* START SUPPLIED MATERIAL *

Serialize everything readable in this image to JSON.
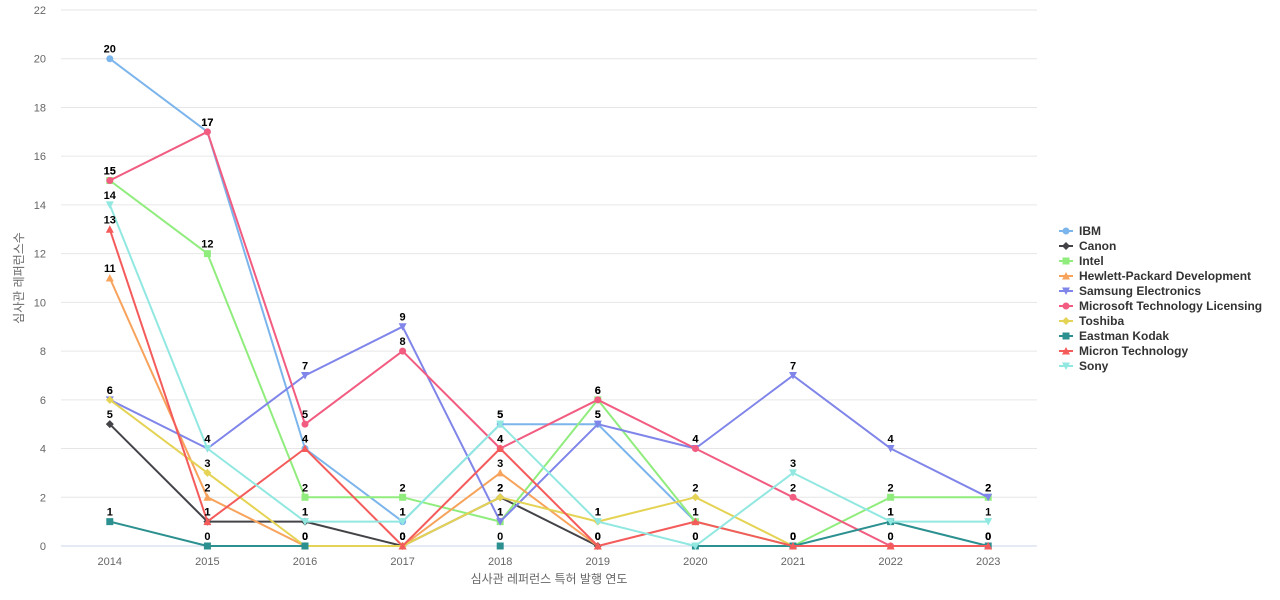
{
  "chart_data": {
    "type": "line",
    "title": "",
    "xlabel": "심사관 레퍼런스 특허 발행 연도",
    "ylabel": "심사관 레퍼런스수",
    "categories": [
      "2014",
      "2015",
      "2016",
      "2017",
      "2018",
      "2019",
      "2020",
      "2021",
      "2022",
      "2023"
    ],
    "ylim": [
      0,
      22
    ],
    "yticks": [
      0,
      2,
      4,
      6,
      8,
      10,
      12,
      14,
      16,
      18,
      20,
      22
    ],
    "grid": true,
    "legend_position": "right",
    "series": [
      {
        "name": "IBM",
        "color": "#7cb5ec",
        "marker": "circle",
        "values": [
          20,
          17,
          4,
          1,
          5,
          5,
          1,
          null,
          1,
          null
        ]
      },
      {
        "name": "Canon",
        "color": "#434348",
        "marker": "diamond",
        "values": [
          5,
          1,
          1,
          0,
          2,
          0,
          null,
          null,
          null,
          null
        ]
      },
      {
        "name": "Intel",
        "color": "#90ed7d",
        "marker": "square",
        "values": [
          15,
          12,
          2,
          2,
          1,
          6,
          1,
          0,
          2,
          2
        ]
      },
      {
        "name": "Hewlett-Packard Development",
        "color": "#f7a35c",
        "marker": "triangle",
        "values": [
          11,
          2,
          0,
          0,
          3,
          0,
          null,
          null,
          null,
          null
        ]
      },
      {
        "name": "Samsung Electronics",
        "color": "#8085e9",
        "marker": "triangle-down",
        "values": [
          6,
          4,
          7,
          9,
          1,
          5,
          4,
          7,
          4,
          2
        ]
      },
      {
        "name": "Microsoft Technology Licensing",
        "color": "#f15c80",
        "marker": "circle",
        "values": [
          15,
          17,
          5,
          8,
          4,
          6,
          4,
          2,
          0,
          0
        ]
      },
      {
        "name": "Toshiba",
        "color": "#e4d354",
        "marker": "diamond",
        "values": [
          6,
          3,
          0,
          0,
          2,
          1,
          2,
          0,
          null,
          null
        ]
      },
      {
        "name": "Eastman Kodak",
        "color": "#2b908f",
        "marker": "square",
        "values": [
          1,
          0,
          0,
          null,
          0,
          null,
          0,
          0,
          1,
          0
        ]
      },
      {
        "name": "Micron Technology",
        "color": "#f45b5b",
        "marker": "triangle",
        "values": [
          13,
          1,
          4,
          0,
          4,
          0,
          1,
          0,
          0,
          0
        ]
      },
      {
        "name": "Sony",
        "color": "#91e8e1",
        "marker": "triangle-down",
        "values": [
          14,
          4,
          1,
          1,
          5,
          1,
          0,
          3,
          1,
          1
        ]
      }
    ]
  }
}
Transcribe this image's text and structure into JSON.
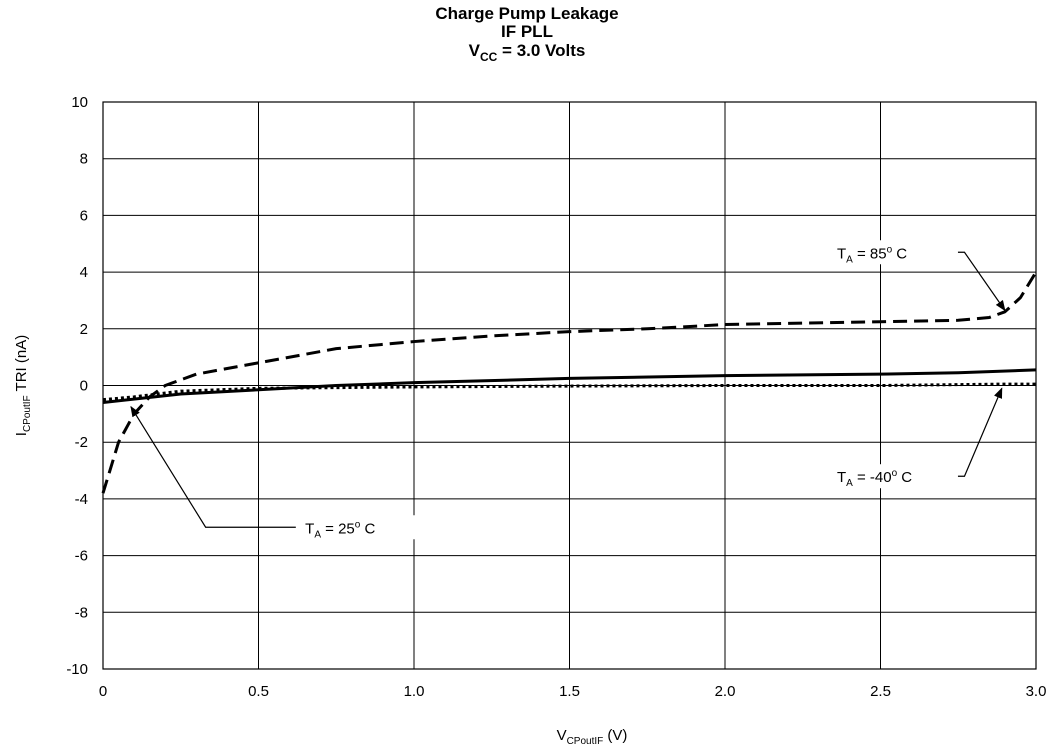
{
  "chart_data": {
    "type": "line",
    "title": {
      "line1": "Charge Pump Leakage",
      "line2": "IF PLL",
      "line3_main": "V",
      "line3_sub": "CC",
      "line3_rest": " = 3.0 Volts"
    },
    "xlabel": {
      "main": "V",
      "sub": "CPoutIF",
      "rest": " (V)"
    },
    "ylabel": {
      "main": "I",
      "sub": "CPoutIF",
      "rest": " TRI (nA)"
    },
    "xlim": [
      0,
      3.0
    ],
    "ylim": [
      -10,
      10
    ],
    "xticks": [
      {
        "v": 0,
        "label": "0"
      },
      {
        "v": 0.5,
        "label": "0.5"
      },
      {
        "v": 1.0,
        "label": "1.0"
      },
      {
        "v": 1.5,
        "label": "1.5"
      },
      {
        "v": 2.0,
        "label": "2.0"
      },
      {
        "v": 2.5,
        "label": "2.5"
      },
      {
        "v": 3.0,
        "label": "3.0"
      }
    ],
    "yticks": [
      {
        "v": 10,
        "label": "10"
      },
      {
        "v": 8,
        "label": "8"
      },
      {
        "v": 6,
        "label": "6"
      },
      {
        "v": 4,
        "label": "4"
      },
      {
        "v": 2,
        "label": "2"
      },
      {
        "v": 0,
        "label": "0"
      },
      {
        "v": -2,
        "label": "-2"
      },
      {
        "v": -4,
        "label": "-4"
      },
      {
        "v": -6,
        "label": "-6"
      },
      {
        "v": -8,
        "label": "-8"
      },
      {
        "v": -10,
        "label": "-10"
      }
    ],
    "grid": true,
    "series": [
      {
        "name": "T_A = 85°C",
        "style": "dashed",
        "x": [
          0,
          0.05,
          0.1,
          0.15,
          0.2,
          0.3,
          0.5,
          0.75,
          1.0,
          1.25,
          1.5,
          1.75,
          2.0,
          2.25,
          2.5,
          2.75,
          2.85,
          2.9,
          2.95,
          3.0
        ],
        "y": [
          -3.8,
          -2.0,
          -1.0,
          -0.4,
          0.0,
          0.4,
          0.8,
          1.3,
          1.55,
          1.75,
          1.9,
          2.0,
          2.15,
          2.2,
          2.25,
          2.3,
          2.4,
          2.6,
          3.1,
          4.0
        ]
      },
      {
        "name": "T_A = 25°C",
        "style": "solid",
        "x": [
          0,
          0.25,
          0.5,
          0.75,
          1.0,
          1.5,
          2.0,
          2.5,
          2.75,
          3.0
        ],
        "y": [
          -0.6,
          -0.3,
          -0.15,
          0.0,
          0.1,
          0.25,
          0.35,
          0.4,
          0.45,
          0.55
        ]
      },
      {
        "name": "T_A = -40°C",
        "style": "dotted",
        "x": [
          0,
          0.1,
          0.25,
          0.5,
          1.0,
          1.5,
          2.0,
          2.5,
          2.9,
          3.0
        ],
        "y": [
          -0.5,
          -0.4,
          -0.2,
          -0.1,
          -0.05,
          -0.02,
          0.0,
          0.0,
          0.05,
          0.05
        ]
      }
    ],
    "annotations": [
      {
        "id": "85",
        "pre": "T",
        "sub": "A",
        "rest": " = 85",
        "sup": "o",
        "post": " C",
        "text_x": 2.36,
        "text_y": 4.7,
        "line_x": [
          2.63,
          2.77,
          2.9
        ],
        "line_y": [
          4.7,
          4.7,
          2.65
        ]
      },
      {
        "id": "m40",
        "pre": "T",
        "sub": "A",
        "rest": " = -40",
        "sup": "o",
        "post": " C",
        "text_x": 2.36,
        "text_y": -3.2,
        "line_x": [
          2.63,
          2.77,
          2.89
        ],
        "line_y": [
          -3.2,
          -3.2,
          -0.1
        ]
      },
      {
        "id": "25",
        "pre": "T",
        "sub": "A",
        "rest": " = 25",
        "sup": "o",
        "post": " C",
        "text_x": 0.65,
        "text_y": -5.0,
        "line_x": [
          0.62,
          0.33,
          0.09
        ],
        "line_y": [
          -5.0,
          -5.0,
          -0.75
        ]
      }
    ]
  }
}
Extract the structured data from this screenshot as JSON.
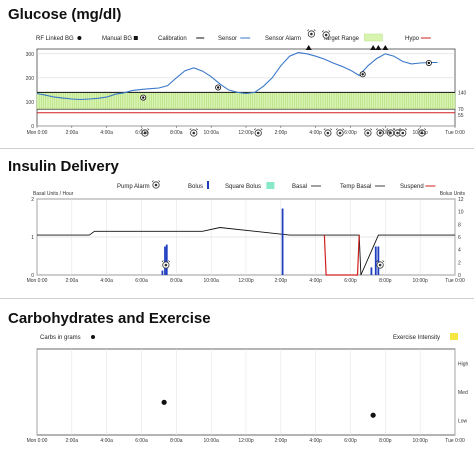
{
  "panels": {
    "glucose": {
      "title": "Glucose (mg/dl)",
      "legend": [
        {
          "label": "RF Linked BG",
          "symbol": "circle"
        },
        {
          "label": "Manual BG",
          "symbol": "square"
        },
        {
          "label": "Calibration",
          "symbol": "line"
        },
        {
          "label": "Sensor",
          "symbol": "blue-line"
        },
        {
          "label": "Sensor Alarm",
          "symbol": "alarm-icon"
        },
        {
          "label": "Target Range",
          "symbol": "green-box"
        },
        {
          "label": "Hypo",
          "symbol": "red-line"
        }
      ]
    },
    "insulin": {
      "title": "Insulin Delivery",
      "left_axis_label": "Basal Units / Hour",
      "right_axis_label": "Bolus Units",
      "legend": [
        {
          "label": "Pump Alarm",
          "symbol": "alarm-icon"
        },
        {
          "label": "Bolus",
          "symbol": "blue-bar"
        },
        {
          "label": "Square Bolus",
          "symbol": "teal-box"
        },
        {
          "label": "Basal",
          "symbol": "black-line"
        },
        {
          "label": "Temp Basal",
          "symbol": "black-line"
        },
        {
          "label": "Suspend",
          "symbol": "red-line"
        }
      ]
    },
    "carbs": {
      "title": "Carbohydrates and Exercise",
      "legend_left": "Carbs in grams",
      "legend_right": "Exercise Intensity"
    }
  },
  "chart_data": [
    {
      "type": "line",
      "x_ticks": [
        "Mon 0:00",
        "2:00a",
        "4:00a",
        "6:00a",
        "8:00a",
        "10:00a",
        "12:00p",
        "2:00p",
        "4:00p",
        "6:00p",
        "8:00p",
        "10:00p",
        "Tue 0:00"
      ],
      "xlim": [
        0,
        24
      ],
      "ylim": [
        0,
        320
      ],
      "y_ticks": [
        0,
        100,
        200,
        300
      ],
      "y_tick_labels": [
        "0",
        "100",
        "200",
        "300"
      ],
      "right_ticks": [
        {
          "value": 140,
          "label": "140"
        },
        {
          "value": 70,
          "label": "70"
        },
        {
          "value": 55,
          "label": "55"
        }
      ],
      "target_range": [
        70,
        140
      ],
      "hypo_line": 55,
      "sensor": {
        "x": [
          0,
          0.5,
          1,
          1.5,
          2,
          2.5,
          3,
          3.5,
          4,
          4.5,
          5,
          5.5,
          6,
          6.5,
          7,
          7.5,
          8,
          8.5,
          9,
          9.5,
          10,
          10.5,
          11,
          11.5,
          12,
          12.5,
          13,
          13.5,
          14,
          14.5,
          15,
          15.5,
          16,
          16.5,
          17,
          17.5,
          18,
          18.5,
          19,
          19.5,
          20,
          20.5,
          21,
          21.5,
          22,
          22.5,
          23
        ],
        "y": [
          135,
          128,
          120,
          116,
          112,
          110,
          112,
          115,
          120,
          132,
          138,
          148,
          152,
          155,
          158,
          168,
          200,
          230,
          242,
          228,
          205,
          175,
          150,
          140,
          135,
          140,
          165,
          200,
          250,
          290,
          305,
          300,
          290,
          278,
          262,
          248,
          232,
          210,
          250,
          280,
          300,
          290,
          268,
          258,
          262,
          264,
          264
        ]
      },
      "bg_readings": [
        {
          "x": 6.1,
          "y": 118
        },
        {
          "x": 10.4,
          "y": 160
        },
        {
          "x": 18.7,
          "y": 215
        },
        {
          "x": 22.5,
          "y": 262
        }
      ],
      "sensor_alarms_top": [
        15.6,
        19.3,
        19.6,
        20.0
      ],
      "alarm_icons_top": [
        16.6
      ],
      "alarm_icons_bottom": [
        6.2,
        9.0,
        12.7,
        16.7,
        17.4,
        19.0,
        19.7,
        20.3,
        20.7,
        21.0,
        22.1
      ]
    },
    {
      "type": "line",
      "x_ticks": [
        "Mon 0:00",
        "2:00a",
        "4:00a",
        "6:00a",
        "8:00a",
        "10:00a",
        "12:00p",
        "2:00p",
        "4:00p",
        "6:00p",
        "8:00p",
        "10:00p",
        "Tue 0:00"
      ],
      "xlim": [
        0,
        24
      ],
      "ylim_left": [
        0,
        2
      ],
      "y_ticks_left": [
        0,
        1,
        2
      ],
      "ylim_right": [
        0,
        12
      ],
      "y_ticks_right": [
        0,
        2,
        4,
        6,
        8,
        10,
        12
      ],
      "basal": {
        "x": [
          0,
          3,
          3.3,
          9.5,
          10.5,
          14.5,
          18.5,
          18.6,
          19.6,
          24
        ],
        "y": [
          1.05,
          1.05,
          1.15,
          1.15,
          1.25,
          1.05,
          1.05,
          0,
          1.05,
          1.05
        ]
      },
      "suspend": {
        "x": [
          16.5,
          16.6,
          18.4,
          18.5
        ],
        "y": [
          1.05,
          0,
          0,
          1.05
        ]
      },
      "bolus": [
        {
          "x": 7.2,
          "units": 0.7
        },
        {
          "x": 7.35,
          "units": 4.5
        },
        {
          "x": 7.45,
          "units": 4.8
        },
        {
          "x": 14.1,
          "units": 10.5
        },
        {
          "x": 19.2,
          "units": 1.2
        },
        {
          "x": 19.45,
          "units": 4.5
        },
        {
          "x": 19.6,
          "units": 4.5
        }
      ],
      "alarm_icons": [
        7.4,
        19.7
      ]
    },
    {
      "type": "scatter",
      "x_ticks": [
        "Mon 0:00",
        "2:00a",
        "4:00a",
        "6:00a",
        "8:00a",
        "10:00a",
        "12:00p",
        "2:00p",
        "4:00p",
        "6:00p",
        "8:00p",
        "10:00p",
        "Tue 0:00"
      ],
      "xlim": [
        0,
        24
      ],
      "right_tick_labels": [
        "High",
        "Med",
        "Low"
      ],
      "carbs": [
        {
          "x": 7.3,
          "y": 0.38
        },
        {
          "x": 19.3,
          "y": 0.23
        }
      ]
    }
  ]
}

* END SUPPLIED MATERIAL *

▸ **GIVEN INSTRUCTION**
Read through the lines above and collect those that contain the string "JSON".

▸ **EXERCISE RESULT**
Serialize everything readable in this image to JSON.
Transcribe this image's text and structure into JSON.
Extract the structured data from this screenshot as JSON.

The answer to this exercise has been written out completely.